Material shown:

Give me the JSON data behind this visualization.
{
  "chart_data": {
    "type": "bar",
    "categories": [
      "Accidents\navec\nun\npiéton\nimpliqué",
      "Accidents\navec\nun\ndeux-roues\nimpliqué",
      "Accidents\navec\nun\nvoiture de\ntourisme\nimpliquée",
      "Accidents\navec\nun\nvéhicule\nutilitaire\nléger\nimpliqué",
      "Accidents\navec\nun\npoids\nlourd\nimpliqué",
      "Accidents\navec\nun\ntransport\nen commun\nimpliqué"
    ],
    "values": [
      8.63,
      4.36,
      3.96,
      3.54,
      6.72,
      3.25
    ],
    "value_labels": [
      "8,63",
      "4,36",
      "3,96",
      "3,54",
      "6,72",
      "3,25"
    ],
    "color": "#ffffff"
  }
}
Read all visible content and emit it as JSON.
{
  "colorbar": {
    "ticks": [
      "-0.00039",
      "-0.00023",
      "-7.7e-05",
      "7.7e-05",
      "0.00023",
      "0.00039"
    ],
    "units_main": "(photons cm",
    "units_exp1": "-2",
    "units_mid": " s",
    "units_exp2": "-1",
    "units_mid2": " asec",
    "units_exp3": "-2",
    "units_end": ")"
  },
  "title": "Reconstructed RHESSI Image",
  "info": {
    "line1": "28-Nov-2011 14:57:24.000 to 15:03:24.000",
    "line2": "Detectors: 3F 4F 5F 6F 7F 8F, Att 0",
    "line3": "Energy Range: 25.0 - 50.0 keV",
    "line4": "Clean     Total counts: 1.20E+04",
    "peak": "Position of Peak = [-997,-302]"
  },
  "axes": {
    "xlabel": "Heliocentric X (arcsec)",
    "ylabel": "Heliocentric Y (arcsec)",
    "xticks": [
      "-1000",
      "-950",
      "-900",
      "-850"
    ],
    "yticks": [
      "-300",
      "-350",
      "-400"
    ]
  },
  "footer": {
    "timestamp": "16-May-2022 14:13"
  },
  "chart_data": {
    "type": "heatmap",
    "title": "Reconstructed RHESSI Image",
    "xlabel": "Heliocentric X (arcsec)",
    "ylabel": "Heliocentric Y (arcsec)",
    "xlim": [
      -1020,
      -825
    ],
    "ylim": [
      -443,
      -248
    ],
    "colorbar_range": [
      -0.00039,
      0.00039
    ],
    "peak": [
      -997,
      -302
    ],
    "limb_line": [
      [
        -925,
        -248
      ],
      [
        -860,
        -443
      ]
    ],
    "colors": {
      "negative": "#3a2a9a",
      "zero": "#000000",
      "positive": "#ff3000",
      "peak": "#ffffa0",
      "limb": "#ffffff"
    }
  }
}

To be done: Copy out each line of the records that holds the string "navec".

Solution to the problem:
      "Accidents\navec\nun\npiéton\nimpliqué",
      "Accidents\navec\nun\ndeux-roues\nimpliqué",
      "Accidents\navec\nun\nvoiture de\ntourisme\nimpliquée",
      "Accidents\navec\nun\nvéhicule\nutilitaire\nléger\nimpliqué",
      "Accidents\navec\nun\npoids\nlourd\nimpliqué",
      "Accidents\navec\nun\ntransport\nen commun\nimpliqué"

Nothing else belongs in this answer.